• _TASK REQUIREMENTS_
Pictures aside, repeat every entry exactly.

• _RECORDS SHOWN_

--

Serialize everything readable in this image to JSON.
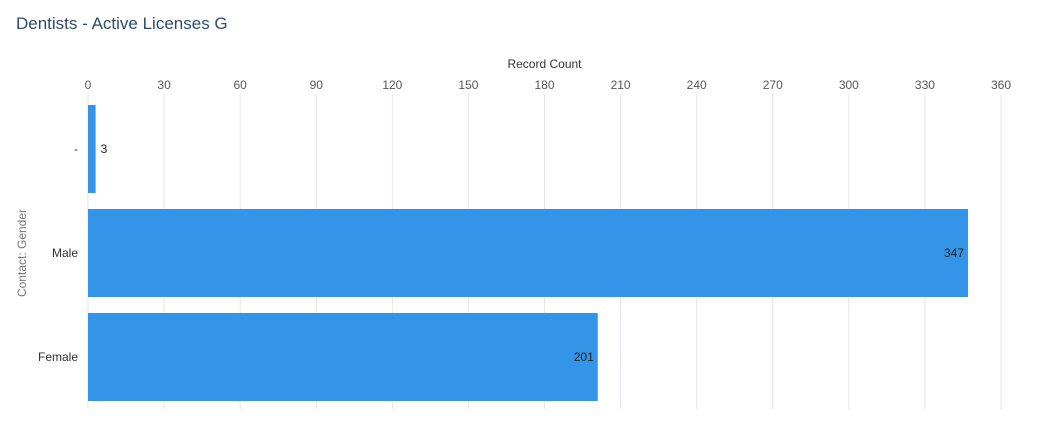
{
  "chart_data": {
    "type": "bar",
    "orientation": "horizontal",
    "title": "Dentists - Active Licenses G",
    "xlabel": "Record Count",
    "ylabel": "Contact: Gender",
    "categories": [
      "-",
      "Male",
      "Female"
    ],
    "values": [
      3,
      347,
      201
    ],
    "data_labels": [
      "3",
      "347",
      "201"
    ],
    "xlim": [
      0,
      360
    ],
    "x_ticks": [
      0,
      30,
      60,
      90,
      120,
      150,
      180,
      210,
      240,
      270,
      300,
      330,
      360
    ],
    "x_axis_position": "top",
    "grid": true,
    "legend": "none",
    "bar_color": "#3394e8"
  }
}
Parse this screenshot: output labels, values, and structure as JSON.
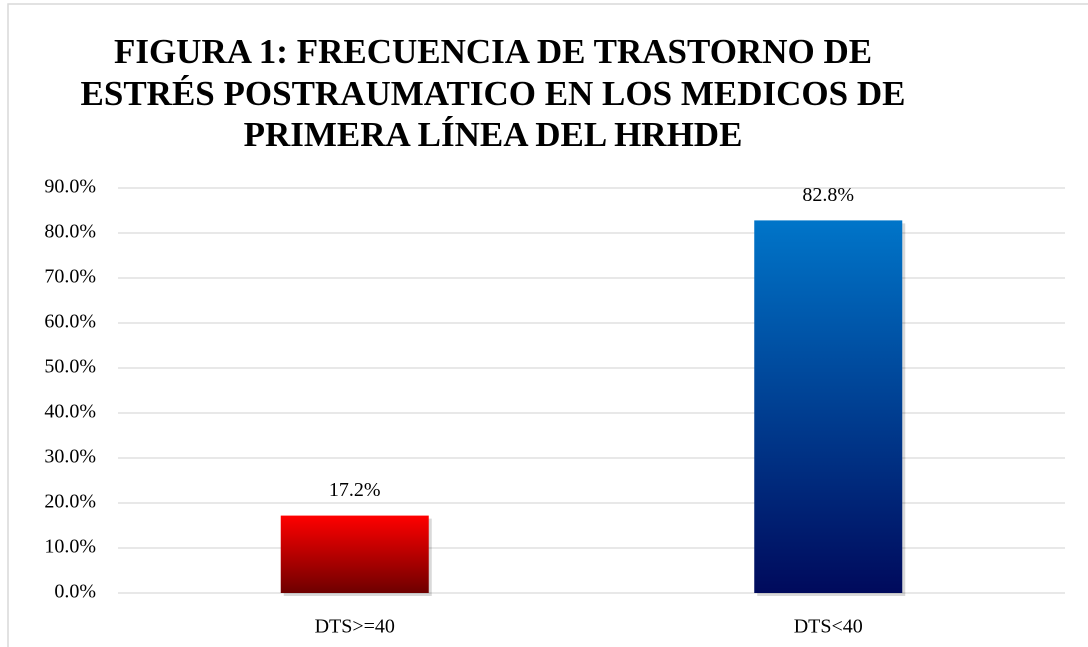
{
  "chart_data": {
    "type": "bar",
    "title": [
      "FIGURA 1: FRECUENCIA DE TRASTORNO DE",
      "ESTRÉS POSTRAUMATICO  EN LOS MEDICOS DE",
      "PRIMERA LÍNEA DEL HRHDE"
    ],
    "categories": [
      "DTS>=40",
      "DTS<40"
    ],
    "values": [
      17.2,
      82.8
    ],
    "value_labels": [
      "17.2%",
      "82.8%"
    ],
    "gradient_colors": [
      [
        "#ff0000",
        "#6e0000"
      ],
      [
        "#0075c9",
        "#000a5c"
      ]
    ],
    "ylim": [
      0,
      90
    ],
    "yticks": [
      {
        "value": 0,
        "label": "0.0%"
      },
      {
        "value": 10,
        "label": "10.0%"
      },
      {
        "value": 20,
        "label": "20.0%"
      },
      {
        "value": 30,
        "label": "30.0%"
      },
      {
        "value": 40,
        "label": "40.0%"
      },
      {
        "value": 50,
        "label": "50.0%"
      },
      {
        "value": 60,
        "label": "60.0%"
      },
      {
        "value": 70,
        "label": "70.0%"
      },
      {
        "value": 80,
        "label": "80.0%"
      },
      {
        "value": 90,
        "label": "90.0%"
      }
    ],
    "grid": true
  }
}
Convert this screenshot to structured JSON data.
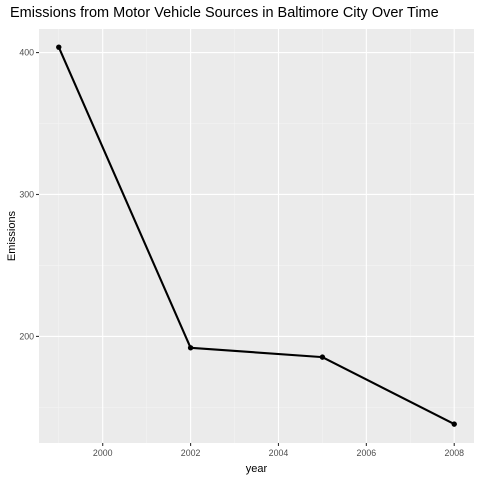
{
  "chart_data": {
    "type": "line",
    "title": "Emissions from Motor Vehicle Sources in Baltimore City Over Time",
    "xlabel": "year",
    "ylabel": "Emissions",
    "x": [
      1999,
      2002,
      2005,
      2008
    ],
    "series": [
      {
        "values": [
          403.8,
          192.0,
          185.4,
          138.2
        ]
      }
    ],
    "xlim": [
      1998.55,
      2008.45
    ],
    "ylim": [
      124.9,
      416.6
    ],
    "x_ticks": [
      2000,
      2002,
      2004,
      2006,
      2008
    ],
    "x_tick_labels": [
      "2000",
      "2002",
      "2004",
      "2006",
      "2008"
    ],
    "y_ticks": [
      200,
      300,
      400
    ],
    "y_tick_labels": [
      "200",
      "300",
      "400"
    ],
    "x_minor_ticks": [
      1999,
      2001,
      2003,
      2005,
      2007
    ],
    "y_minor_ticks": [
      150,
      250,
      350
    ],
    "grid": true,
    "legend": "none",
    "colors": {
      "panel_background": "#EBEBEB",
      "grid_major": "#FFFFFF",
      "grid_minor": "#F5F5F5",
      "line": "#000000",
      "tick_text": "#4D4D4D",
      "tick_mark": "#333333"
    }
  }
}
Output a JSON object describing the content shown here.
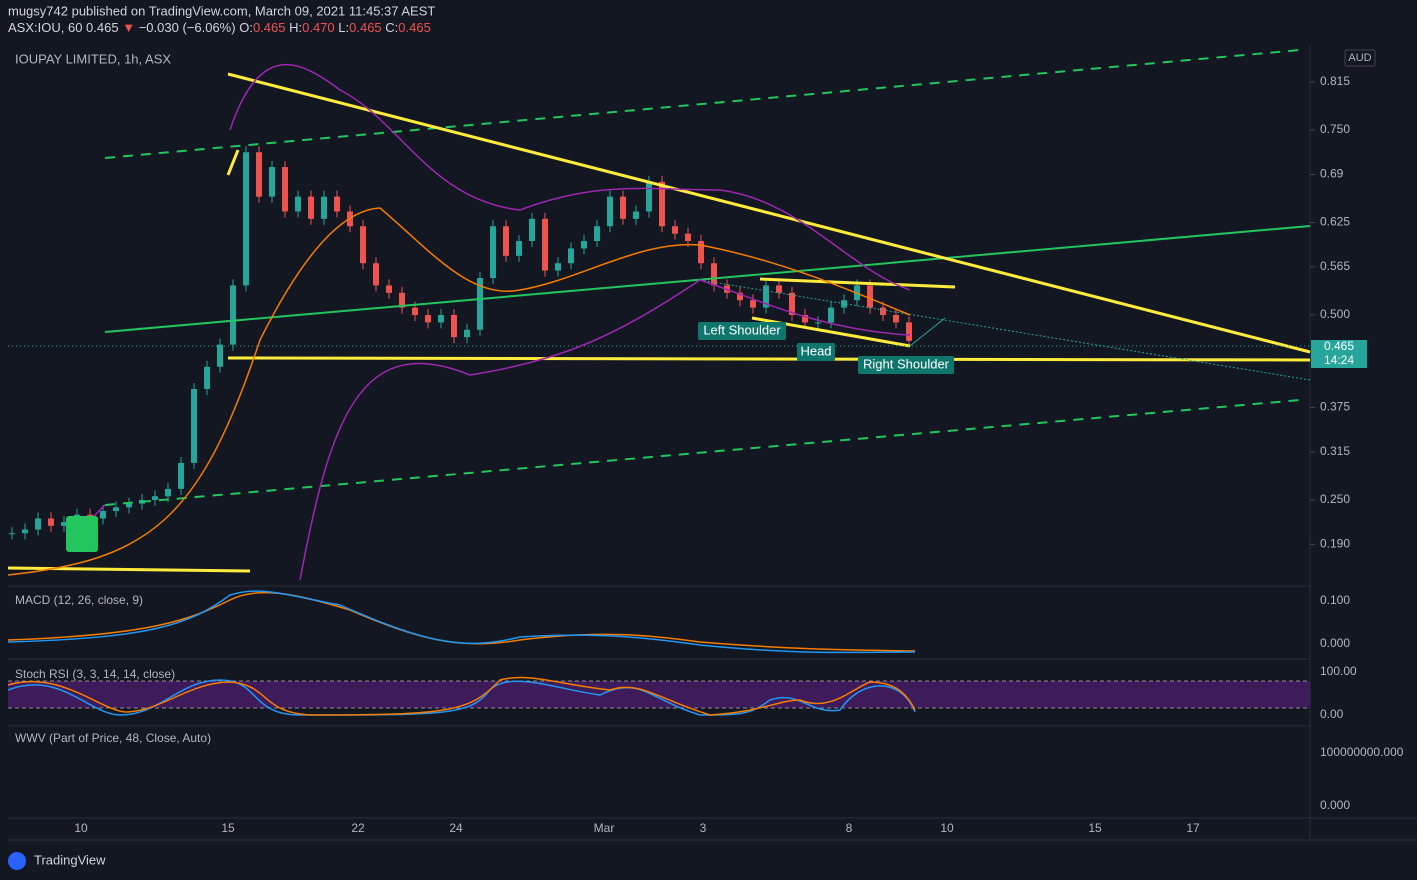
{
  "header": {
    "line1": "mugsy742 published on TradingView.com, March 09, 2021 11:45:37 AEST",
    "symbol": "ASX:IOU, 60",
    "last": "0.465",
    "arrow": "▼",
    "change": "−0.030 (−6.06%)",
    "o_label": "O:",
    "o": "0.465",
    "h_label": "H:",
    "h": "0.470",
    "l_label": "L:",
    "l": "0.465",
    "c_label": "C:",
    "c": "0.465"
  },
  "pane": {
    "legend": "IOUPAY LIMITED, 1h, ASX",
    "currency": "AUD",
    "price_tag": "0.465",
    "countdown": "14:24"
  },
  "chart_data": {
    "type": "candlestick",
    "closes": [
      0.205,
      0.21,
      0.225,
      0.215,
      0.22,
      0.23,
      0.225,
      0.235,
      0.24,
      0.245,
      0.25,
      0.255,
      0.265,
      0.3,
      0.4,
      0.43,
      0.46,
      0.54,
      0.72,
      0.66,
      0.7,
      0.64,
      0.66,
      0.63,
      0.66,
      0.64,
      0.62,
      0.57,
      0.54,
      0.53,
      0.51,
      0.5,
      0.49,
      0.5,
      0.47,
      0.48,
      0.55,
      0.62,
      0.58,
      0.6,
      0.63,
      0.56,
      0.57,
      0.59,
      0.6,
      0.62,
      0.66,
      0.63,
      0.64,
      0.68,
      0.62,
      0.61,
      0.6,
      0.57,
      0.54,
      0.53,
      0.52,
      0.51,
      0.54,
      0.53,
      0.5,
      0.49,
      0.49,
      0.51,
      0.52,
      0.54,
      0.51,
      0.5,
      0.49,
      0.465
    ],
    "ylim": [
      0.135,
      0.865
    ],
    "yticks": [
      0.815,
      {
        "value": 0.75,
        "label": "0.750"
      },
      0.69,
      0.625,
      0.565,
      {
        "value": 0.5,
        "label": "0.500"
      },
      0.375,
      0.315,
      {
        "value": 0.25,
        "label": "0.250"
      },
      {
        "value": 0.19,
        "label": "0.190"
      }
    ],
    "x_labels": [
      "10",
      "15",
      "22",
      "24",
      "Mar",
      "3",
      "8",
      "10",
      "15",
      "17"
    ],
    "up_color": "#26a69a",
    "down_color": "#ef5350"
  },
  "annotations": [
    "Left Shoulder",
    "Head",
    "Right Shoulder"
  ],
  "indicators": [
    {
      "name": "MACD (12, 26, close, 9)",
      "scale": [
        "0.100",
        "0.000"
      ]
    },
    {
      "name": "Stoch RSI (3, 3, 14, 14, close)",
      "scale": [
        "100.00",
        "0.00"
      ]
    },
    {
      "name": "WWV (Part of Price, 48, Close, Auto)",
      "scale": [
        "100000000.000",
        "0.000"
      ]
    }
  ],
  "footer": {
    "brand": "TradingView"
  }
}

--

• _WORKED ANSWER_
Serialize everything readable in this image to JSON.
{
  "chart_data": {
    "type": "bar",
    "orientation": "horizontal",
    "title": "Dentists - Active Licenses G",
    "xlabel": "Record Count",
    "ylabel": "Contact: Gender",
    "categories": [
      "-",
      "Male",
      "Female"
    ],
    "values": [
      3,
      347,
      201
    ],
    "data_labels": [
      "3",
      "347",
      "201"
    ],
    "xlim": [
      0,
      360
    ],
    "x_ticks": [
      0,
      30,
      60,
      90,
      120,
      150,
      180,
      210,
      240,
      270,
      300,
      330,
      360
    ],
    "x_axis_position": "top",
    "grid": true,
    "legend": "none",
    "bar_color": "#3394e8"
  }
}
Parse this screenshot: output labels, values, and structure as JSON.
{
  "chart_data": {
    "type": "bar",
    "title": [
      "FIGURA 1: FRECUENCIA DE TRASTORNO DE",
      "ESTRÉS POSTRAUMATICO  EN LOS MEDICOS DE",
      "PRIMERA LÍNEA DEL HRHDE"
    ],
    "categories": [
      "DTS>=40",
      "DTS<40"
    ],
    "values": [
      17.2,
      82.8
    ],
    "value_labels": [
      "17.2%",
      "82.8%"
    ],
    "gradient_colors": [
      [
        "#ff0000",
        "#6e0000"
      ],
      [
        "#0075c9",
        "#000a5c"
      ]
    ],
    "ylim": [
      0,
      90
    ],
    "yticks": [
      {
        "value": 0,
        "label": "0.0%"
      },
      {
        "value": 10,
        "label": "10.0%"
      },
      {
        "value": 20,
        "label": "20.0%"
      },
      {
        "value": 30,
        "label": "30.0%"
      },
      {
        "value": 40,
        "label": "40.0%"
      },
      {
        "value": 50,
        "label": "50.0%"
      },
      {
        "value": 60,
        "label": "60.0%"
      },
      {
        "value": 70,
        "label": "70.0%"
      },
      {
        "value": 80,
        "label": "80.0%"
      },
      {
        "value": 90,
        "label": "90.0%"
      }
    ],
    "grid": true
  }
}
Convert this screenshot to structured JSON data.
{
  "chart_data": {
    "type": "line",
    "title": "Emissions from Motor Vehicle Sources in Baltimore City Over Time",
    "xlabel": "year",
    "ylabel": "Emissions",
    "x": [
      1999,
      2002,
      2005,
      2008
    ],
    "series": [
      {
        "values": [
          403.8,
          192.0,
          185.4,
          138.2
        ]
      }
    ],
    "xlim": [
      1998.55,
      2008.45
    ],
    "ylim": [
      124.9,
      416.6
    ],
    "x_ticks": [
      2000,
      2002,
      2004,
      2006,
      2008
    ],
    "x_tick_labels": [
      "2000",
      "2002",
      "2004",
      "2006",
      "2008"
    ],
    "y_ticks": [
      200,
      300,
      400
    ],
    "y_tick_labels": [
      "200",
      "300",
      "400"
    ],
    "x_minor_ticks": [
      1999,
      2001,
      2003,
      2005,
      2007
    ],
    "y_minor_ticks": [
      150,
      250,
      350
    ],
    "grid": true,
    "legend": "none",
    "colors": {
      "panel_background": "#EBEBEB",
      "grid_major": "#FFFFFF",
      "grid_minor": "#F5F5F5",
      "line": "#000000",
      "tick_text": "#4D4D4D",
      "tick_mark": "#333333"
    }
  }
}
Output a JSON object describing the content shown here.
{
  "header": {
    "line1": "mugsy742 published on TradingView.com, March 09, 2021 11:45:37 AEST",
    "symbol": "ASX:IOU, 60",
    "last": "0.465",
    "arrow": "▼",
    "change": "−0.030 (−6.06%)",
    "o_label": "O:",
    "o": "0.465",
    "h_label": "H:",
    "h": "0.470",
    "l_label": "L:",
    "l": "0.465",
    "c_label": "C:",
    "c": "0.465"
  },
  "pane": {
    "legend": "IOUPAY LIMITED, 1h, ASX",
    "currency": "AUD",
    "price_tag": "0.465",
    "countdown": "14:24"
  },
  "chart_data": {
    "type": "candlestick",
    "closes": [
      0.205,
      0.21,
      0.225,
      0.215,
      0.22,
      0.23,
      0.225,
      0.235,
      0.24,
      0.245,
      0.25,
      0.255,
      0.265,
      0.3,
      0.4,
      0.43,
      0.46,
      0.54,
      0.72,
      0.66,
      0.7,
      0.64,
      0.66,
      0.63,
      0.66,
      0.64,
      0.62,
      0.57,
      0.54,
      0.53,
      0.51,
      0.5,
      0.49,
      0.5,
      0.47,
      0.48,
      0.55,
      0.62,
      0.58,
      0.6,
      0.63,
      0.56,
      0.57,
      0.59,
      0.6,
      0.62,
      0.66,
      0.63,
      0.64,
      0.68,
      0.62,
      0.61,
      0.6,
      0.57,
      0.54,
      0.53,
      0.52,
      0.51,
      0.54,
      0.53,
      0.5,
      0.49,
      0.49,
      0.51,
      0.52,
      0.54,
      0.51,
      0.5,
      0.49,
      0.465
    ],
    "ylim": [
      0.135,
      0.865
    ],
    "yticks": [
      0.815,
      {
        "value": 0.75,
        "label": "0.750"
      },
      0.69,
      0.625,
      0.565,
      {
        "value": 0.5,
        "label": "0.500"
      },
      0.375,
      0.315,
      {
        "value": 0.25,
        "label": "0.250"
      },
      {
        "value": 0.19,
        "label": "0.190"
      }
    ],
    "x_labels": [
      "10",
      "15",
      "22",
      "24",
      "Mar",
      "3",
      "8",
      "10",
      "15",
      "17"
    ],
    "up_color": "#26a69a",
    "down_color": "#ef5350"
  },
  "annotations": [
    "Left Shoulder",
    "Head",
    "Right Shoulder"
  ],
  "indicators": [
    {
      "name": "MACD (12, 26, close, 9)",
      "scale": [
        "0.100",
        "0.000"
      ]
    },
    {
      "name": "Stoch RSI (3, 3, 14, 14, close)",
      "scale": [
        "100.00",
        "0.00"
      ]
    },
    {
      "name": "WWV (Part of Price, 48, Close, Auto)",
      "scale": [
        "100000000.000",
        "0.000"
      ]
    }
  ],
  "footer": {
    "brand": "TradingView"
  }
}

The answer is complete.